--- start ---
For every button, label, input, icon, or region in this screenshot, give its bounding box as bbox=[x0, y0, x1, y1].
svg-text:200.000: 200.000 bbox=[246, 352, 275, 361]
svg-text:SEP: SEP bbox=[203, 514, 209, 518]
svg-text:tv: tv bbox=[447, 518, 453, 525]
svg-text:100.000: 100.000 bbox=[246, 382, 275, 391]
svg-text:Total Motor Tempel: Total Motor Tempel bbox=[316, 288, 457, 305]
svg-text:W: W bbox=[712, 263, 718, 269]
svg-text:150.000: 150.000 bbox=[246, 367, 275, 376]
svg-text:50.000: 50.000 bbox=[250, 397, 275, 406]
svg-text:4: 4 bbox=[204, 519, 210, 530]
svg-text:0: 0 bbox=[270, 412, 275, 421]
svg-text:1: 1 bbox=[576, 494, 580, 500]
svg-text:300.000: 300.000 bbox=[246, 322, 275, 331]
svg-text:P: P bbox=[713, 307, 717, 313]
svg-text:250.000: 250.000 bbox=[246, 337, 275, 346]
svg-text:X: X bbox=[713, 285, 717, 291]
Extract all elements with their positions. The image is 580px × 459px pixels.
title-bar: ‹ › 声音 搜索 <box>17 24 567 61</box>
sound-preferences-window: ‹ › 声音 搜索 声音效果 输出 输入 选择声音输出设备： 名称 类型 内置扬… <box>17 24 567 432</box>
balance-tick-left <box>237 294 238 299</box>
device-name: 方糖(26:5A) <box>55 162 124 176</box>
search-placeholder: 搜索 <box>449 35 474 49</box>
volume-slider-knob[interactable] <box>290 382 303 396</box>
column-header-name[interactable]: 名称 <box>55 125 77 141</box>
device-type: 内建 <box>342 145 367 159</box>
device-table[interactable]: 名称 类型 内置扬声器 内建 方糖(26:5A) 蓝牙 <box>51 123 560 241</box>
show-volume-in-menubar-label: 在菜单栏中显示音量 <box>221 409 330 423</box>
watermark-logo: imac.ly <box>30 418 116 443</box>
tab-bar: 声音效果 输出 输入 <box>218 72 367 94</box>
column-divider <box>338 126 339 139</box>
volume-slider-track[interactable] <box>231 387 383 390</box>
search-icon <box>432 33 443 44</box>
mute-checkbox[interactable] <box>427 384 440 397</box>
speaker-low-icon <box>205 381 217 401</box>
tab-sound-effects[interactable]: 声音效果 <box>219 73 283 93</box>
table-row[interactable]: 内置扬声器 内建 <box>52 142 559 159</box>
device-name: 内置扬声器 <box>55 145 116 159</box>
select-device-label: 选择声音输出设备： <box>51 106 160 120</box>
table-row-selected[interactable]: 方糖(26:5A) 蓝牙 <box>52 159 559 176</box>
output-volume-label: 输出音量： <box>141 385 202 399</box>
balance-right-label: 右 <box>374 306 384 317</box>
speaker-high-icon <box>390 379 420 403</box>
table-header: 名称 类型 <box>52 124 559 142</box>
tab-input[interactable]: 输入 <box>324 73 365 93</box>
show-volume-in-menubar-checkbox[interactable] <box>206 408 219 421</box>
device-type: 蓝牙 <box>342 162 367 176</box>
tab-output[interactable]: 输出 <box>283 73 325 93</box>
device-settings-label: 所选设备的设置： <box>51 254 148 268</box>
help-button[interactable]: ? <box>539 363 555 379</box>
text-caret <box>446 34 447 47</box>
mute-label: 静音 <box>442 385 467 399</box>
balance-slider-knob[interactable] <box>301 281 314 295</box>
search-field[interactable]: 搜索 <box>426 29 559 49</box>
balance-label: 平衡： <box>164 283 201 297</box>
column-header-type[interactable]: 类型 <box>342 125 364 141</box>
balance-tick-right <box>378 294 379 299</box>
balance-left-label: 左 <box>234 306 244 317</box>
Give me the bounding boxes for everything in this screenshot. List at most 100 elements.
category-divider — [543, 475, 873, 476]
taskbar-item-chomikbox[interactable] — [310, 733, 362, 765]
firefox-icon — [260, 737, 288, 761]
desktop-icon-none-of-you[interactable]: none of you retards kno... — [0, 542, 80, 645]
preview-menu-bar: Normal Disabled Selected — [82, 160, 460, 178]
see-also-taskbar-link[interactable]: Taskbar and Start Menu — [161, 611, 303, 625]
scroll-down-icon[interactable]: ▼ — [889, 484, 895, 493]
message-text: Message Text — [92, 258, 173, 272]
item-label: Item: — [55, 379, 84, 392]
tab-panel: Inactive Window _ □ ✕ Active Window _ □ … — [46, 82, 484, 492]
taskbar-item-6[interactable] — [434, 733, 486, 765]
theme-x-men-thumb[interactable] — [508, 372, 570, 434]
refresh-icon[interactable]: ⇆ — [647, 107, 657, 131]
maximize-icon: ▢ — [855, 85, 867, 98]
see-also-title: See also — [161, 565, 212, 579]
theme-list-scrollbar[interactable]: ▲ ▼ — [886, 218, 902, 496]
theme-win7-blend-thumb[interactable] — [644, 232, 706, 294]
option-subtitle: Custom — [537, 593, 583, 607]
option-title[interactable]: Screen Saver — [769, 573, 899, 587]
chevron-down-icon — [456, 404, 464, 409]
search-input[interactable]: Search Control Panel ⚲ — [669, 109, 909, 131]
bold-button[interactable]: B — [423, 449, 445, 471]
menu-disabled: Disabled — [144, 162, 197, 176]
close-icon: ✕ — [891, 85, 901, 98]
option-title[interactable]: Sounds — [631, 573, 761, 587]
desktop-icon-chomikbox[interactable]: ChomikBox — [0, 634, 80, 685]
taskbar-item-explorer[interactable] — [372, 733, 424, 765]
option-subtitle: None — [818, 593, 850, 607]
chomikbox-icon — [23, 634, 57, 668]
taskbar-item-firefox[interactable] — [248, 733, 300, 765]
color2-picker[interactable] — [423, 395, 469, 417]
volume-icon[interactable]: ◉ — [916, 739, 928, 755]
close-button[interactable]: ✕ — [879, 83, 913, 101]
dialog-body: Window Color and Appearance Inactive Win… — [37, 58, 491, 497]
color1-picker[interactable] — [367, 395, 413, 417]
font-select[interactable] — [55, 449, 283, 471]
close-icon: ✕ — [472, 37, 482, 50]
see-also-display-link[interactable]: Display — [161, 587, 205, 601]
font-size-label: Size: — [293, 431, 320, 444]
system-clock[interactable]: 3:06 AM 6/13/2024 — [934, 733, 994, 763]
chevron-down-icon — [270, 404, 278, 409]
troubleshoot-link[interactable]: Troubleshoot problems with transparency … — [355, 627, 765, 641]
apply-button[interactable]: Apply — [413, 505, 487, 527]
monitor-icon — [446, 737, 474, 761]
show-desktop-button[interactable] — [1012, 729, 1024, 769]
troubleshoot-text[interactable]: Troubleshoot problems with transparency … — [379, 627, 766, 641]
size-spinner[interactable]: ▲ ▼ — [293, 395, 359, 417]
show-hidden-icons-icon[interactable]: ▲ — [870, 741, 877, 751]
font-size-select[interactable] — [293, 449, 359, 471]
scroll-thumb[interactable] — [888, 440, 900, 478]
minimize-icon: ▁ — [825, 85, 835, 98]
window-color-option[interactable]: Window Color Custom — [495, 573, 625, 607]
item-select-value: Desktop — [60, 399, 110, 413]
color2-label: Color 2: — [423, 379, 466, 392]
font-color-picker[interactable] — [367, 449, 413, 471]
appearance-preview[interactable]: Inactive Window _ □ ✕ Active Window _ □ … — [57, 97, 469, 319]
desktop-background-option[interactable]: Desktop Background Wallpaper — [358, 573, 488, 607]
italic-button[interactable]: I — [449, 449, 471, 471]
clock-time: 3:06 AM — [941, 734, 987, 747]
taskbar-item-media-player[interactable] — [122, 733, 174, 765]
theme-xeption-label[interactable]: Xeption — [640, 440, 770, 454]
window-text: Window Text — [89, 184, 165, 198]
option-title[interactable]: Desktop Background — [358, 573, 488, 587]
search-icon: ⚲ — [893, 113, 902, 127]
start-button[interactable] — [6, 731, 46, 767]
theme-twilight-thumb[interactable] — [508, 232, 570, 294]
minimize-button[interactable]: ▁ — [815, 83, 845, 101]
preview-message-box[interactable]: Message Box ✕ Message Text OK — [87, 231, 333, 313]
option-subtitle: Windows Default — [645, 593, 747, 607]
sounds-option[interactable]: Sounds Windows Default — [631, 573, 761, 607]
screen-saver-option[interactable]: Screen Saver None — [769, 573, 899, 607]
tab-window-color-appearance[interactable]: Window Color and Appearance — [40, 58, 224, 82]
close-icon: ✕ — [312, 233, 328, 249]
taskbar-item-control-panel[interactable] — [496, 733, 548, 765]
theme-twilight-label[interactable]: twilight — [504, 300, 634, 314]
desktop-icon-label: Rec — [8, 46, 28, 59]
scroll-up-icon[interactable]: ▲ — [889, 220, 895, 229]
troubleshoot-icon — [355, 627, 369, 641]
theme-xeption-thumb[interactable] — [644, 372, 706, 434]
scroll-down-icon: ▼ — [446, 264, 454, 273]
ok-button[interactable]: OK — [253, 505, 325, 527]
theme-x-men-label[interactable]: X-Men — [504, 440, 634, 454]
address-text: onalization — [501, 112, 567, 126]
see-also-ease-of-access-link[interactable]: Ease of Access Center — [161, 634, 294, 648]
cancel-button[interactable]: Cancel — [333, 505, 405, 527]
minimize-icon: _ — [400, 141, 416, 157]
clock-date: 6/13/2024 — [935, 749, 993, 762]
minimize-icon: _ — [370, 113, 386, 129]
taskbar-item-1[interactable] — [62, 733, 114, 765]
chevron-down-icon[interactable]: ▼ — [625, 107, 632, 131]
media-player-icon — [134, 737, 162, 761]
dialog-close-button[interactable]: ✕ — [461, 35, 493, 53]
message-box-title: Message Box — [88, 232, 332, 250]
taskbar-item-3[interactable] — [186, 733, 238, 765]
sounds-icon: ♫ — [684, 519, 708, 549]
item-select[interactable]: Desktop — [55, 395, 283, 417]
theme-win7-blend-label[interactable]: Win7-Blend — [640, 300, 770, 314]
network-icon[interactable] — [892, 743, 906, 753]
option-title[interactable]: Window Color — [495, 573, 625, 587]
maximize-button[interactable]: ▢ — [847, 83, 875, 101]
--- end ---
## Task prompt
Reproduce the listing verbatim from its first line through the line that contains "svg-text:4: 4 bbox=[204, 519, 210, 530]", both included.

## The answer
For every button, label, input, icon, or region in this screenshot, give its bounding box as bbox=[x0, y0, x1, y1].
svg-text:200.000: 200.000 bbox=[246, 352, 275, 361]
svg-text:SEP: SEP bbox=[203, 514, 209, 518]
svg-text:tv: tv bbox=[447, 518, 453, 525]
svg-text:100.000: 100.000 bbox=[246, 382, 275, 391]
svg-text:Total Motor Tempel: Total Motor Tempel bbox=[316, 288, 457, 305]
svg-text:W: W bbox=[712, 263, 718, 269]
svg-text:150.000: 150.000 bbox=[246, 367, 275, 376]
svg-text:50.000: 50.000 bbox=[250, 397, 275, 406]
svg-text:4: 4 bbox=[204, 519, 210, 530]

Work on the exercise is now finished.